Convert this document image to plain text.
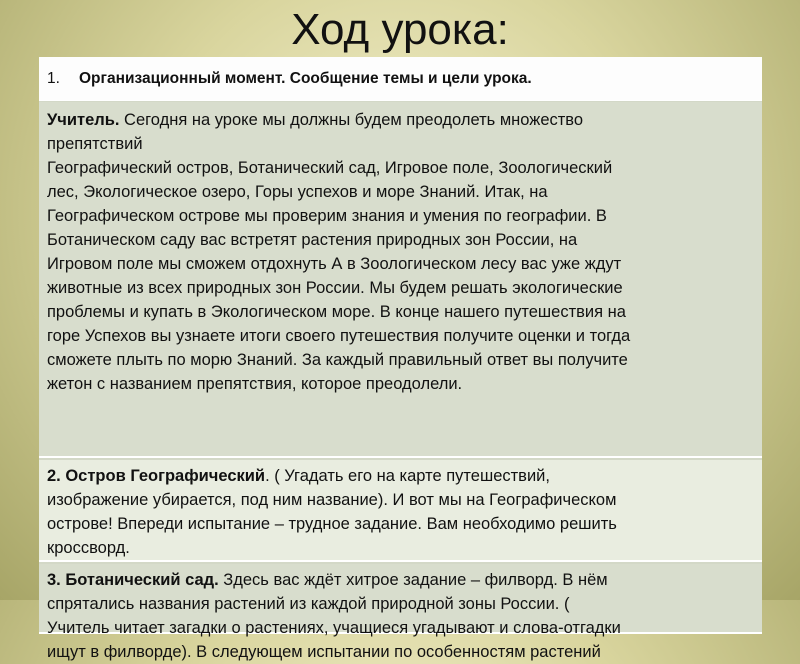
Ход урока:
1. Организационный момент. Сообщение темы и цели урока.
Учитель. Сегодня на уроке мы должны будем преодолеть множество
препятствий
Географический остров, Ботанический сад, Игровое поле, Зоологический
лес, Экологическое озеро, Горы успехов и море Знаний. Итак, на
Географическом острове мы проверим знания и умения по географии. В
Ботаническом саду вас встретят растения природных зон России, на
Игровом поле мы сможем отдохнуть А в Зоологическом лесу вас уже ждут
животные из всех природных зон России. Мы будем решать экологические
проблемы и купать в Экологическом море. В конце нашего путешествия на
горе Успехов вы узнаете итоги своего путешествия получите оценки и тогда
сможете плыть по морю Знаний. За каждый правильный ответ вы получите
жетон с названием препятствия, которое преодолели.
2. Остров Географический. ( Угадать его на карте путешествий,
изображение убирается, под ним название). И вот мы на Географическом
острове! Впереди испытание – трудное задание. Вам необходимо решить
кроссворд.
3. Ботанический сад. Здесь вас ждёт хитрое задание – филворд. В нём
спрятались названия растений из каждой природной зоны России. (
Учитель читает загадки о растениях, учащиеся угадывают и слова-отгадки
ищут в филворде). В следующем испытании по особенностям растений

--

WHAT YOU NEED TO DO: Find all the lines containing "поле" in the material, then copy them.

SOLUTION BELOW:
Географический остров, Ботанический сад, Игровое поле, Зоологический
Игровом поле мы сможем отдохнуть А в Зоологическом лесу вас уже ждут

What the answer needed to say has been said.